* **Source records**
____________
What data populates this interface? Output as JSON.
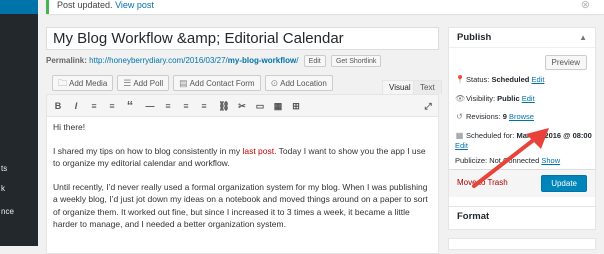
{
  "sidebar": {
    "items": [
      {
        "label": ""
      },
      {
        "label": "ts"
      },
      {
        "label": "k"
      },
      {
        "label": "nce"
      }
    ]
  },
  "notice": {
    "text": "Post updated.",
    "link": "View post",
    "dismiss": "⊗"
  },
  "post": {
    "title": "My Blog Workflow &amp; Editorial Calendar",
    "permalink_label": "Permalink:",
    "permalink_base": "http://honeyberrydiary.com/2016/03/27/",
    "permalink_slug": "my-blog-workflow",
    "permalink_end": "/",
    "edit_button": "Edit",
    "shortlink_button": "Get Shortlink"
  },
  "media_buttons": [
    {
      "icon": "🗀",
      "label": "Add Media"
    },
    {
      "icon": "☰",
      "label": "Add Poll"
    },
    {
      "icon": "▤",
      "label": "Add Contact Form"
    },
    {
      "icon": "⊙",
      "label": "Add Location"
    }
  ],
  "editor_tabs": {
    "visual": "Visual",
    "text": "Text"
  },
  "toolbar_icons": [
    "B",
    "I",
    "≡",
    "≡",
    "“",
    "—",
    "≡",
    "≡",
    "≡",
    "⛓",
    "✂",
    "▭",
    "▦",
    "⊞",
    "⤢"
  ],
  "content": {
    "p1": "Hi there!",
    "p2_before": "I shared my tips on how to blog consistently in my ",
    "p2_link": "last post",
    "p2_after": ". Today I want to show you the app I use to organize my editorial calendar and workflow.",
    "p3": "Until recently, I’d never really used a formal organization system for my blog. When I was publishing a weekly blog, I’d just jot down my ideas on a notebook and moved things around on a paper to sort of organize them. It worked out fine, but since I increased it to 3 times a week, it became a little harder to manage, and I needed a better organization system."
  },
  "publish": {
    "title": "Publish",
    "preview": "Preview",
    "status_label": "Status:",
    "status_value": "Scheduled",
    "visibility_label": "Visibility:",
    "visibility_value": "Public",
    "revisions_label": "Revisions:",
    "revisions_value": "9",
    "revisions_link": "Browse",
    "scheduled_label": "Scheduled for:",
    "scheduled_value": "Mar 27, 2016 @ 08:00",
    "edit": "Edit",
    "publicize_label": "Publicize:",
    "publicize_value": "Not Connected",
    "show": "Show",
    "trash": "Move to Trash",
    "update": "Update"
  },
  "format_box": {
    "title": "Format"
  },
  "colors": {
    "accent": "#0085ba",
    "link": "#0073aa",
    "annotation_arrow": "#e8433a",
    "sidebar": "#23282d"
  }
}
____________
* **THE PROBLEM**
Keep the pictures out and write out the records exactly.

* **EXPECTED OUTPUT**
What data populates this interface? Output as JSON.
{
  "sidebar": {
    "items": [
      {
        "label": ""
      },
      {
        "label": "ts"
      },
      {
        "label": "k"
      },
      {
        "label": "nce"
      }
    ]
  },
  "notice": {
    "text": "Post updated.",
    "link": "View post",
    "dismiss": "⊗"
  },
  "post": {
    "title": "My Blog Workflow &amp; Editorial Calendar",
    "permalink_label": "Permalink:",
    "permalink_base": "http://honeyberrydiary.com/2016/03/27/",
    "permalink_slug": "my-blog-workflow",
    "permalink_end": "/",
    "edit_button": "Edit",
    "shortlink_button": "Get Shortlink"
  },
  "media_buttons": [
    {
      "icon": "🗀",
      "label": "Add Media"
    },
    {
      "icon": "☰",
      "label": "Add Poll"
    },
    {
      "icon": "▤",
      "label": "Add Contact Form"
    },
    {
      "icon": "⊙",
      "label": "Add Location"
    }
  ],
  "editor_tabs": {
    "visual": "Visual",
    "text": "Text"
  },
  "toolbar_icons": [
    "B",
    "I",
    "≡",
    "≡",
    "“",
    "—",
    "≡",
    "≡",
    "≡",
    "⛓",
    "✂",
    "▭",
    "▦",
    "⊞",
    "⤢"
  ],
  "content": {
    "p1": "Hi there!",
    "p2_before": "I shared my tips on how to blog consistently in my ",
    "p2_link": "last post",
    "p2_after": ". Today I want to show you the app I use to organize my editorial calendar and workflow.",
    "p3": "Until recently, I’d never really used a formal organization system for my blog. When I was publishing a weekly blog, I’d just jot down my ideas on a notebook and moved things around on a paper to sort of organize them. It worked out fine, but since I increased it to 3 times a week, it became a little harder to manage, and I needed a better organization system."
  },
  "publish": {
    "title": "Publish",
    "preview": "Preview",
    "status_label": "Status:",
    "status_value": "Scheduled",
    "visibility_label": "Visibility:",
    "visibility_value": "Public",
    "revisions_label": "Revisions:",
    "revisions_value": "9",
    "revisions_link": "Browse",
    "scheduled_label": "Scheduled for:",
    "scheduled_value": "Mar 27, 2016 @ 08:00",
    "edit": "Edit",
    "publicize_label": "Publicize:",
    "publicize_value": "Not Connected",
    "show": "Show",
    "trash": "Move to Trash",
    "update": "Update"
  },
  "format_box": {
    "title": "Format"
  },
  "colors": {
    "accent": "#0085ba",
    "link": "#0073aa",
    "annotation_arrow": "#e8433a",
    "sidebar": "#23282d"
  }
}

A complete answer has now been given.